Figure collection entries:

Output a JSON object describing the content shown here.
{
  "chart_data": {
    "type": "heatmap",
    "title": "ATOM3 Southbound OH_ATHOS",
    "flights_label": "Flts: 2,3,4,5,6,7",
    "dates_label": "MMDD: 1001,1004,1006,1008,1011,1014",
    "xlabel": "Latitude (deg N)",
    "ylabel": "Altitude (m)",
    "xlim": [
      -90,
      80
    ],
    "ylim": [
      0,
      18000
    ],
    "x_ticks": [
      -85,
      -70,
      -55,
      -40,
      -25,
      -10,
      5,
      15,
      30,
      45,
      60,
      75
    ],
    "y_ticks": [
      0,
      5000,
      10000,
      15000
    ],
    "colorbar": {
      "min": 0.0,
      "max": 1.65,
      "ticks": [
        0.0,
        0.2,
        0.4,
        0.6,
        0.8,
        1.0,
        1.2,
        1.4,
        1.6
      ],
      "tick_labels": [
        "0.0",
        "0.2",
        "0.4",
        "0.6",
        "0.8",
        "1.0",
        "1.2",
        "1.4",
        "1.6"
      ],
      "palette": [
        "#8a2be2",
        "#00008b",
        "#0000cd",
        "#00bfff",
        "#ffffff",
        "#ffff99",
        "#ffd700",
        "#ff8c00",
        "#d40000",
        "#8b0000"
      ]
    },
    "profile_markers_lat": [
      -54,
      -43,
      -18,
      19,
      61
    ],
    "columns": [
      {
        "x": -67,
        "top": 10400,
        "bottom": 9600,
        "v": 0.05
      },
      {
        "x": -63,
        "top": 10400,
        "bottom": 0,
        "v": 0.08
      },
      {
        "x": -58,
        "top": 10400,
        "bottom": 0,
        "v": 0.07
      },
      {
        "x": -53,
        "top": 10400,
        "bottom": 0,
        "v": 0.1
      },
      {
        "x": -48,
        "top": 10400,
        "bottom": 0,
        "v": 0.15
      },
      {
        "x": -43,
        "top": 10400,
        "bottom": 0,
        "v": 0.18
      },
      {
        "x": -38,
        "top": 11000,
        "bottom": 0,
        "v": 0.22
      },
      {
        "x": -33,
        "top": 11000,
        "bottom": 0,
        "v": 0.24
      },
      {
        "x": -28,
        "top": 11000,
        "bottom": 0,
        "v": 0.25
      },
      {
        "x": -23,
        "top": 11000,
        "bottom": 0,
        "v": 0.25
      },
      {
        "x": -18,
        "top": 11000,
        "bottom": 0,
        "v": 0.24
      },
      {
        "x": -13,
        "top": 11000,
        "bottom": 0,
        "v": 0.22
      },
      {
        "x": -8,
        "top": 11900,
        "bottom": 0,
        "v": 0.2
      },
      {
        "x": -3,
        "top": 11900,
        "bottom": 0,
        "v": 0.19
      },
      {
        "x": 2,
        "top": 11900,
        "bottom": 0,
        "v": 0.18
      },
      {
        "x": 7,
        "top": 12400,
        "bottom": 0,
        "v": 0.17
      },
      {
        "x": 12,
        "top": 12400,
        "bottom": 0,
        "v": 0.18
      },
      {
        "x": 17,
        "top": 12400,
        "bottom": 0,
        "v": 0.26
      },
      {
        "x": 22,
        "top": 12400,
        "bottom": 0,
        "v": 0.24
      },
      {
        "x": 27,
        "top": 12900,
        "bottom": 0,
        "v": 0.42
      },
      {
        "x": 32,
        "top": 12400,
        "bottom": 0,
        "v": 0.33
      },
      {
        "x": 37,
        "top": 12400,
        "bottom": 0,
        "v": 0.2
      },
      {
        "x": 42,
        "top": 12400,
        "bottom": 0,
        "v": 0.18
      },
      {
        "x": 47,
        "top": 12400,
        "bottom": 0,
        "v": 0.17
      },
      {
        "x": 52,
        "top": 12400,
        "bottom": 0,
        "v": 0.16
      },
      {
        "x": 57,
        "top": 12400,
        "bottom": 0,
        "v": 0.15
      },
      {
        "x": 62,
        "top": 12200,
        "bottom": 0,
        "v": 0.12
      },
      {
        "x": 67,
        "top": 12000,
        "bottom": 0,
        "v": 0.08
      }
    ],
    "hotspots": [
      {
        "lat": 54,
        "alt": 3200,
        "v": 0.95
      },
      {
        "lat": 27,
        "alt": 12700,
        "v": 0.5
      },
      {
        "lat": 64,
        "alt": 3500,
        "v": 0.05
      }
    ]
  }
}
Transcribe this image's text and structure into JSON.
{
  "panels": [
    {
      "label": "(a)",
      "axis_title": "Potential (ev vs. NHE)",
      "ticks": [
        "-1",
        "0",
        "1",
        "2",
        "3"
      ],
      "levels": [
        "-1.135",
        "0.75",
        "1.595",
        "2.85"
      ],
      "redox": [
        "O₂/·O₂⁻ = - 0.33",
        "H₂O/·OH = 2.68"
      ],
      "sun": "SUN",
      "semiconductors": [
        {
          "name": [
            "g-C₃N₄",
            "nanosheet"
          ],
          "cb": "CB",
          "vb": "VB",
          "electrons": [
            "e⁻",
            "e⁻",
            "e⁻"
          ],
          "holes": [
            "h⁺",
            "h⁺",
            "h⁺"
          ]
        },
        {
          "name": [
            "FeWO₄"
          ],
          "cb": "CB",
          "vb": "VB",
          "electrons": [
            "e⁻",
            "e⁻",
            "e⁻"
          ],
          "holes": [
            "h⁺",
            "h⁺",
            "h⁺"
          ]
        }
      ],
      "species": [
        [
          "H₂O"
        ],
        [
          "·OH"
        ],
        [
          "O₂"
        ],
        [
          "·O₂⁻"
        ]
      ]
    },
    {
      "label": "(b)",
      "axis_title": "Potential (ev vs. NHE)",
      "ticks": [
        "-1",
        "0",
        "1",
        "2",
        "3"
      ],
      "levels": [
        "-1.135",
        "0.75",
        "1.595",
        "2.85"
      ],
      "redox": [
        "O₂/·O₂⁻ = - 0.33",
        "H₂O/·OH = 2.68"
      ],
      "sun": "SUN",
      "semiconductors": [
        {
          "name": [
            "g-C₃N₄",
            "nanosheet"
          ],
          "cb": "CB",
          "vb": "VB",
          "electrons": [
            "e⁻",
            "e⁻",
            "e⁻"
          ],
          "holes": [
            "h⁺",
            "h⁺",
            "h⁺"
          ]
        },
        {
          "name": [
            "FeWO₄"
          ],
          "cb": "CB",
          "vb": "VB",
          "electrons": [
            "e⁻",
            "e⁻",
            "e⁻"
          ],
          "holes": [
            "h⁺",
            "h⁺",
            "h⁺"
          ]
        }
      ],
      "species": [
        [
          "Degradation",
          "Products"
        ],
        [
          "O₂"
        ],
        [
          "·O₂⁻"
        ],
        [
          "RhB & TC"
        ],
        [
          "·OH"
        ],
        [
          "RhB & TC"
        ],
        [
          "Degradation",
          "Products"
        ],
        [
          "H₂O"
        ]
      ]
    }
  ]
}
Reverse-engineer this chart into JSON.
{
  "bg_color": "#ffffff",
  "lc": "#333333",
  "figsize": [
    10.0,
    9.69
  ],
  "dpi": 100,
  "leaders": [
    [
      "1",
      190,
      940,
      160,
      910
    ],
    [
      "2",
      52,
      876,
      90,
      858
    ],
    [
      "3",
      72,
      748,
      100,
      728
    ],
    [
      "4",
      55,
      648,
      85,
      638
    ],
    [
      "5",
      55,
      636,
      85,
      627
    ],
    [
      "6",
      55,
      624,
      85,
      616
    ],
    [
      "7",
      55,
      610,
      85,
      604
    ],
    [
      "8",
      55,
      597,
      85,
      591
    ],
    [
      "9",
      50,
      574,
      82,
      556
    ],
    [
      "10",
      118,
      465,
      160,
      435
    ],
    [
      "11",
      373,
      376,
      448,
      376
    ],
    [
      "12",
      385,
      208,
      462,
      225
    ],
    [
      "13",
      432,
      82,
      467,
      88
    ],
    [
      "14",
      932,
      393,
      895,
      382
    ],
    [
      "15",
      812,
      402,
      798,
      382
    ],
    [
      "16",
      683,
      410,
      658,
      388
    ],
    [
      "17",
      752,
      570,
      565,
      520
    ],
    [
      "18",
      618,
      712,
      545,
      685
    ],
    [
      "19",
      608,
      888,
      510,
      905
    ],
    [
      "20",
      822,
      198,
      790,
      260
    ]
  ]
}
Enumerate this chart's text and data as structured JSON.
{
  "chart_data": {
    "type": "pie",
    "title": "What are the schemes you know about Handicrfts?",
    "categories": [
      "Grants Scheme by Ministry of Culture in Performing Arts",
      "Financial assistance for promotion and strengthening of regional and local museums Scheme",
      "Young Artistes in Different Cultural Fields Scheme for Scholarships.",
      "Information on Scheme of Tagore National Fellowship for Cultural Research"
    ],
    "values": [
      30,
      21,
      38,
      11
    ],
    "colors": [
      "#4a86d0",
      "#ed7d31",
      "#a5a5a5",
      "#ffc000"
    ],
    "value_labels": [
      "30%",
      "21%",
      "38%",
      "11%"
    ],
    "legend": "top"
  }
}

TASK DIRECTIONS> Set down exactly what runs from the line with "Enumerate this chart's" to the last line of the data above, including both of those lines and no others.

EXERCISE OUTPUT>
Enumerate this chart's text and data as structured JSON.
{
  "chart_data": {
    "type": "pie",
    "title": "What are the schemes you know about Handicrfts?",
    "categories": [
      "Grants Scheme by Ministry of Culture in Performing Arts",
      "Financial assistance for promotion and strengthening of regional and local museums Scheme",
      "Young Artistes in Different Cultural Fields Scheme for Scholarships.",
      "Information on Scheme of Tagore National Fellowship for Cultural Research"
    ],
    "values": [
      30,
      21,
      38,
      11
    ],
    "colors": [
      "#4a86d0",
      "#ed7d31",
      "#a5a5a5",
      "#ffc000"
    ],
    "value_labels": [
      "30%",
      "21%",
      "38%",
      "11%"
    ],
    "legend": "top"
  }
}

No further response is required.